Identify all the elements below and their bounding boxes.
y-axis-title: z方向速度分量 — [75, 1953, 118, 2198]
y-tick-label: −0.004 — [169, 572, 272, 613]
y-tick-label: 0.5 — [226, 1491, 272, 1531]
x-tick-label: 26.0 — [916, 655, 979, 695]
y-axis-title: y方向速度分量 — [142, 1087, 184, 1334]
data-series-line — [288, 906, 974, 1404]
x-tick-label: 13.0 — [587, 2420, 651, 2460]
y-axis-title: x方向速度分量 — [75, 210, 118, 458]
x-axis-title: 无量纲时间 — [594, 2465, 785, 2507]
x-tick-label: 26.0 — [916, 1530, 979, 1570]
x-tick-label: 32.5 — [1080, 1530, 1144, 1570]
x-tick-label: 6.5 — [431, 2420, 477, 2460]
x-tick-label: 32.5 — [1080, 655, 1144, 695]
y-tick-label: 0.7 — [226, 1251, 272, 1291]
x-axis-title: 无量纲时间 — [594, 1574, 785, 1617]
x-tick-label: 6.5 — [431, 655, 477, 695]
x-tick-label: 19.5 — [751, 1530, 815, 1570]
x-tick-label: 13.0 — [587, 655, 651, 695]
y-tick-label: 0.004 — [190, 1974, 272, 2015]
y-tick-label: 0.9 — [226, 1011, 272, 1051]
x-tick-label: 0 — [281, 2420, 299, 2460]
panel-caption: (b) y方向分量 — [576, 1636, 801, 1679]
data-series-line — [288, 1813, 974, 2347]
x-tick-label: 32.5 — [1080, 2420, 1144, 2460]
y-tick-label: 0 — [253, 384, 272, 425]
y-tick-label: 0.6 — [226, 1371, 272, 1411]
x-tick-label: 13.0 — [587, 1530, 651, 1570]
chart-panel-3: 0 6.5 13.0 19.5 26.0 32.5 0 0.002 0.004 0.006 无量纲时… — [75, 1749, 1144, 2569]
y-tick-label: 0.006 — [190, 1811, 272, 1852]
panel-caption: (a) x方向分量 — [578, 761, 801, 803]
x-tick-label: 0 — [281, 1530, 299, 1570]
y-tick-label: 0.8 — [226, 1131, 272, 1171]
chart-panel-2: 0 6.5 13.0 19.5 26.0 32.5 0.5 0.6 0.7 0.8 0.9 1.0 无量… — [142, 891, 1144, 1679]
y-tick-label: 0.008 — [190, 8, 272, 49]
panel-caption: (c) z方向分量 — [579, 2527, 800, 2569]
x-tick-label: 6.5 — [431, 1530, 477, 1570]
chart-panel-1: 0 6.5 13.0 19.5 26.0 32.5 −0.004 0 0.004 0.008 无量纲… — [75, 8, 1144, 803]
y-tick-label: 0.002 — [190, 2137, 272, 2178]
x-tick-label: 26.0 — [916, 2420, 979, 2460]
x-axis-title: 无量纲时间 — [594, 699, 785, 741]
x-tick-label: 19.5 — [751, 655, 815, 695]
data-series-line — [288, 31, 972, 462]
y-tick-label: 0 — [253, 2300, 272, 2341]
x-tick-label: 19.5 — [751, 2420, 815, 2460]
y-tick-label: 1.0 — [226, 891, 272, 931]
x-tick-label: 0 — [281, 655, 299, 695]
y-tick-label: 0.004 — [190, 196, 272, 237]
================
== The task ==
Can you copy out every line of the records above verbatim, with no changes?

== Solution below ==
Identify all the elements below and their bounding boxes.
y-axis-title: z方向速度分量 — [75, 1953, 118, 2198]
y-tick-label: −0.004 — [169, 572, 272, 613]
y-tick-label: 0.5 — [226, 1491, 272, 1531]
x-tick-label: 26.0 — [916, 655, 979, 695]
y-axis-title: y方向速度分量 — [142, 1087, 184, 1334]
data-series-line — [288, 906, 974, 1404]
x-tick-label: 13.0 — [587, 2420, 651, 2460]
y-axis-title: x方向速度分量 — [75, 210, 118, 458]
x-axis-title: 无量纲时间 — [594, 2465, 785, 2507]
x-tick-label: 26.0 — [916, 1530, 979, 1570]
x-tick-label: 32.5 — [1080, 1530, 1144, 1570]
x-tick-label: 6.5 — [431, 2420, 477, 2460]
x-tick-label: 32.5 — [1080, 655, 1144, 695]
y-tick-label: 0.7 — [226, 1251, 272, 1291]
x-axis-title: 无量纲时间 — [594, 1574, 785, 1617]
x-tick-label: 6.5 — [431, 655, 477, 695]
x-tick-label: 19.5 — [751, 1530, 815, 1570]
x-tick-label: 13.0 — [587, 655, 651, 695]
y-tick-label: 0.004 — [190, 1974, 272, 2015]
y-tick-label: 0.9 — [226, 1011, 272, 1051]
x-tick-label: 0 — [281, 2420, 299, 2460]
panel-caption: (b) y方向分量 — [576, 1636, 801, 1679]
data-series-line — [288, 1813, 974, 2347]
x-tick-label: 32.5 — [1080, 2420, 1144, 2460]
y-tick-label: 0 — [253, 384, 272, 425]
y-tick-label: 0.6 — [226, 1371, 272, 1411]
x-tick-label: 13.0 — [587, 1530, 651, 1570]
chart-panel-3: 0 6.5 13.0 19.5 26.0 32.5 0 0.002 0.004 0.006 无量纲时… — [75, 1749, 1144, 2569]
y-tick-label: 0.006 — [190, 1811, 272, 1852]
panel-caption: (a) x方向分量 — [578, 761, 801, 803]
x-tick-label: 0 — [281, 1530, 299, 1570]
y-tick-label: 0.8 — [226, 1131, 272, 1171]
chart-panel-2: 0 6.5 13.0 19.5 26.0 32.5 0.5 0.6 0.7 0.8 0.9 1.0 无量… — [142, 891, 1144, 1679]
y-tick-label: 0.008 — [190, 8, 272, 49]
panel-caption: (c) z方向分量 — [579, 2527, 800, 2569]
x-tick-label: 6.5 — [431, 1530, 477, 1570]
chart-panel-1: 0 6.5 13.0 19.5 26.0 32.5 −0.004 0 0.004 0.008 无量纲… — [75, 8, 1144, 803]
y-tick-label: 0.002 — [190, 2137, 272, 2178]
x-tick-label: 26.0 — [916, 2420, 979, 2460]
x-axis-title: 无量纲时间 — [594, 699, 785, 741]
x-tick-label: 19.5 — [751, 655, 815, 695]
data-series-line — [288, 31, 972, 462]
y-tick-label: 0 — [253, 2300, 272, 2341]
x-tick-label: 19.5 — [751, 2420, 815, 2460]
y-tick-label: 1.0 — [226, 891, 272, 931]
x-tick-label: 0 — [281, 655, 299, 695]
y-tick-label: 0.004 — [190, 196, 272, 237]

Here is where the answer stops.